GOAL OF THE EXERCISE ->
Copy all the material that follows, keeping every character the same.

━━━━━ TASK DATA ━━━━━

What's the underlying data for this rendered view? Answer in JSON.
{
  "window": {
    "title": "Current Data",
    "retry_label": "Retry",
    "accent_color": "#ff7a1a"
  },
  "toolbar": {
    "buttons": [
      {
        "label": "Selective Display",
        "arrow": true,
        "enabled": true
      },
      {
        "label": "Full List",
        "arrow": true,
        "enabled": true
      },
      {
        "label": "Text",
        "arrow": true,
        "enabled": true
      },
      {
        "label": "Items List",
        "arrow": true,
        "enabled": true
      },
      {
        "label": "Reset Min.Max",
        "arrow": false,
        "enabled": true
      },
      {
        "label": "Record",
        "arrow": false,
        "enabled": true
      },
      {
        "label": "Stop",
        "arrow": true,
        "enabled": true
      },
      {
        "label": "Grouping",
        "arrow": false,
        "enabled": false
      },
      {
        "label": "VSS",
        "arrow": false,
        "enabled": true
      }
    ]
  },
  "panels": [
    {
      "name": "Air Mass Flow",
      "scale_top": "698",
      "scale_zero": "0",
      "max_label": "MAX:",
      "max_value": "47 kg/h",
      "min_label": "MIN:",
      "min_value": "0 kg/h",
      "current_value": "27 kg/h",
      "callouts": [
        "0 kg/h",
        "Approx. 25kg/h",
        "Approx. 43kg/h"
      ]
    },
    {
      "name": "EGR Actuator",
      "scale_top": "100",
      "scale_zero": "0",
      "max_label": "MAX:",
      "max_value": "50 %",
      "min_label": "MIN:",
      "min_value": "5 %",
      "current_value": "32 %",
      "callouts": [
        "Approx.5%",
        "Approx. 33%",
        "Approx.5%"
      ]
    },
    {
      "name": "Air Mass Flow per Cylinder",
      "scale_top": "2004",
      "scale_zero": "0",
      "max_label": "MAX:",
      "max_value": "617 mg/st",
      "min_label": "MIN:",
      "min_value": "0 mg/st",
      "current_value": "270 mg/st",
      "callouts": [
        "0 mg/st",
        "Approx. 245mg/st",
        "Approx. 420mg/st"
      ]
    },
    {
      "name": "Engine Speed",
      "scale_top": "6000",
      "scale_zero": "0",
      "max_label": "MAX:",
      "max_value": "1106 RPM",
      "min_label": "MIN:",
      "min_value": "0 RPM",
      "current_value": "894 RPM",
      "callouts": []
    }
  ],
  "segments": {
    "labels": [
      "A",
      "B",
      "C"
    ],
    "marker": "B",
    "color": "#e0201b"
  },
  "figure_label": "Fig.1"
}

━━━━━

TASK ANSWER ->
What's the underlying data for this rendered view? Answer in JSON.
{
  "window": {
    "title": "Current Data",
    "retry_label": "Retry",
    "accent_color": "#ff7a1a"
  },
  "toolbar": {
    "buttons": [
      {
        "label": "Selective Display",
        "arrow": true,
        "enabled": true
      },
      {
        "label": "Full List",
        "arrow": true,
        "enabled": true
      },
      {
        "label": "Text",
        "arrow": true,
        "enabled": true
      },
      {
        "label": "Items List",
        "arrow": true,
        "enabled": true
      },
      {
        "label": "Reset Min.Max",
        "arrow": false,
        "enabled": true
      },
      {
        "label": "Record",
        "arrow": false,
        "enabled": true
      },
      {
        "label": "Stop",
        "arrow": true,
        "enabled": true
      },
      {
        "label": "Grouping",
        "arrow": false,
        "enabled": false
      },
      {
        "label": "VSS",
        "arrow": false,
        "enabled": true
      }
    ]
  },
  "panels": [
    {
      "name": "Air Mass Flow",
      "scale_top": "698",
      "scale_zero": "0",
      "max_label": "MAX:",
      "max_value": "47 kg/h",
      "min_label": "MIN:",
      "min_value": "0 kg/h",
      "current_value": "27 kg/h",
      "callouts": [
        "0 kg/h",
        "Approx. 25kg/h",
        "Approx. 43kg/h"
      ]
    },
    {
      "name": "EGR Actuator",
      "scale_top": "100",
      "scale_zero": "0",
      "max_label": "MAX:",
      "max_value": "50 %",
      "min_label": "MIN:",
      "min_value": "5 %",
      "current_value": "32 %",
      "callouts": [
        "Approx.5%",
        "Approx. 33%",
        "Approx.5%"
      ]
    },
    {
      "name": "Air Mass Flow per Cylinder",
      "scale_top": "2004",
      "scale_zero": "0",
      "max_label": "MAX:",
      "max_value": "617 mg/st",
      "min_label": "MIN:",
      "min_value": "0 mg/st",
      "current_value": "270 mg/st",
      "callouts": [
        "0 mg/st",
        "Approx. 245mg/st",
        "Approx. 420mg/st"
      ]
    },
    {
      "name": "Engine Speed",
      "scale_top": "6000",
      "scale_zero": "0",
      "max_label": "MAX:",
      "max_value": "1106 RPM",
      "min_label": "MIN:",
      "min_value": "0 RPM",
      "current_value": "894 RPM",
      "callouts": []
    }
  ],
  "segments": {
    "labels": [
      "A",
      "B",
      "C"
    ],
    "marker": "B",
    "color": "#e0201b"
  },
  "figure_label": "Fig.1"
}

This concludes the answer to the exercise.